[Source records]

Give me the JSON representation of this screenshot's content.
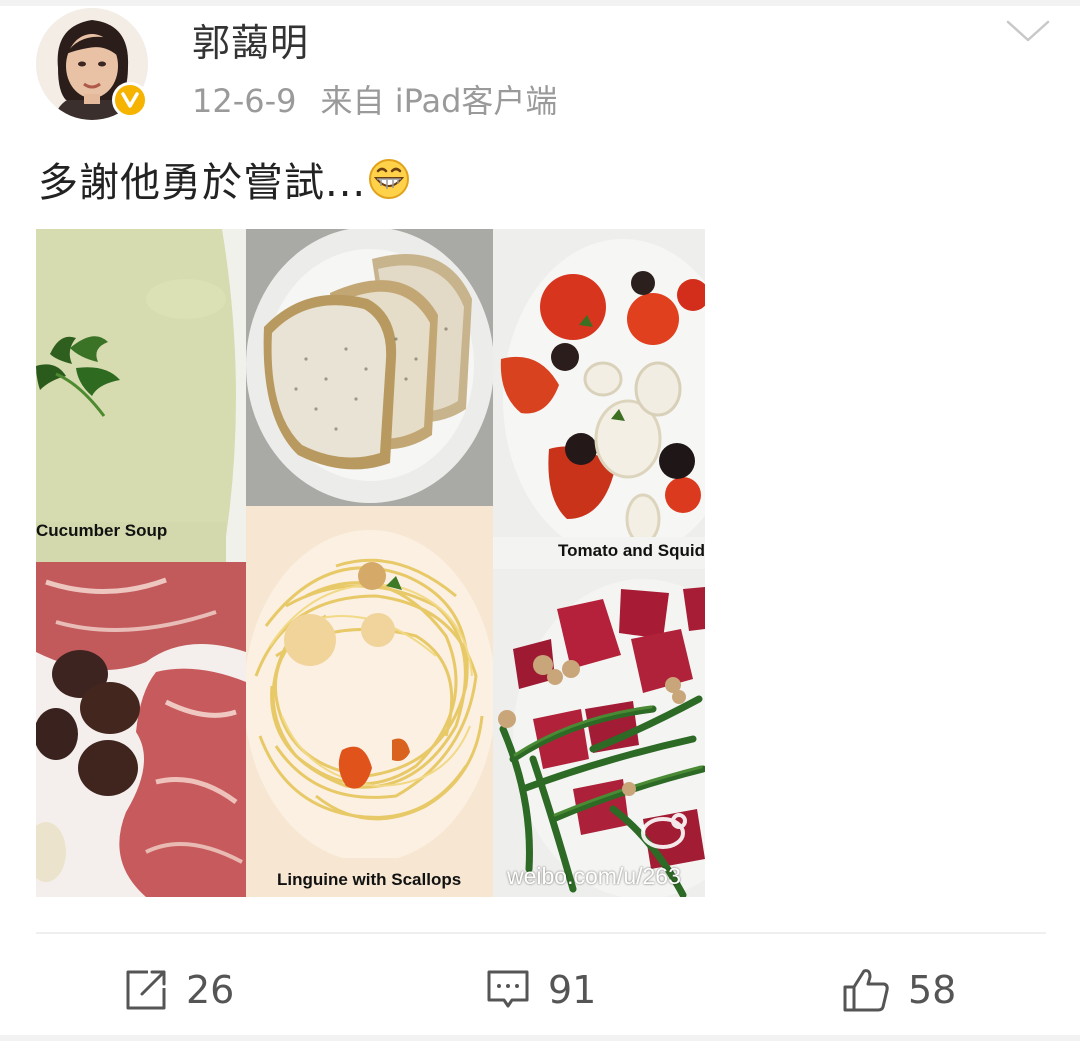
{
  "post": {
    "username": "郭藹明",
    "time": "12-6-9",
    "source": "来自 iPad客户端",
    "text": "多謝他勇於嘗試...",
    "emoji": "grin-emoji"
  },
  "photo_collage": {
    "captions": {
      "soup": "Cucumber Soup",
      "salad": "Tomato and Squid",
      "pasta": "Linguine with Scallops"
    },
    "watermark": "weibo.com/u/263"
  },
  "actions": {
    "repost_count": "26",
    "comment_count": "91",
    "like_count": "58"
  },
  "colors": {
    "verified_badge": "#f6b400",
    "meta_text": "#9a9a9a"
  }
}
==
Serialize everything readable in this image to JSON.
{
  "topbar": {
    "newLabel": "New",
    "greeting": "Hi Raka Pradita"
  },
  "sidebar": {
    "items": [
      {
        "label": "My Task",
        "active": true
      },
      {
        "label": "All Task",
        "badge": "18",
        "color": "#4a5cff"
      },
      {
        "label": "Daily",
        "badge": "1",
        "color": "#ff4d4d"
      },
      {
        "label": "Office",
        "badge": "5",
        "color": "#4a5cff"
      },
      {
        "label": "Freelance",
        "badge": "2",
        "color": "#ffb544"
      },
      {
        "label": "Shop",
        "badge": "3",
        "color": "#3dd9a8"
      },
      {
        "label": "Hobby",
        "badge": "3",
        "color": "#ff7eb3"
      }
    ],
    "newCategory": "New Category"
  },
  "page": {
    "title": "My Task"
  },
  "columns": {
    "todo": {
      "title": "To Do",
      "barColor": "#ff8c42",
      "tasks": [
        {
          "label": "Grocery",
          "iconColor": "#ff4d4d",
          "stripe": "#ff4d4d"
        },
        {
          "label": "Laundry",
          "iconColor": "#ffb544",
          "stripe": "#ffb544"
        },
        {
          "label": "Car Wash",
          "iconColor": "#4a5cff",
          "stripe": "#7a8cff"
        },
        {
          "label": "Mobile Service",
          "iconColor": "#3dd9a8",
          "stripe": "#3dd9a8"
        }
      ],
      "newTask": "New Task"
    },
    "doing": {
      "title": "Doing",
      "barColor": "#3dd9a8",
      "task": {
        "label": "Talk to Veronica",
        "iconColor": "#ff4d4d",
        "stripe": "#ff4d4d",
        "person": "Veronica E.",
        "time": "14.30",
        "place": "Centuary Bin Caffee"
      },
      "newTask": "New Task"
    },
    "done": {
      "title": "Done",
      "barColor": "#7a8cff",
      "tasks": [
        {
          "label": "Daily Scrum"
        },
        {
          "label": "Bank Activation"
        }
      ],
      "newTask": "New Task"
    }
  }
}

### Required task:
All lines above containing the string "title" are to be collected.

### The solution:
    "title": "My Task"
      "title": "To Do",
      "title": "Doing",
      "title": "Done",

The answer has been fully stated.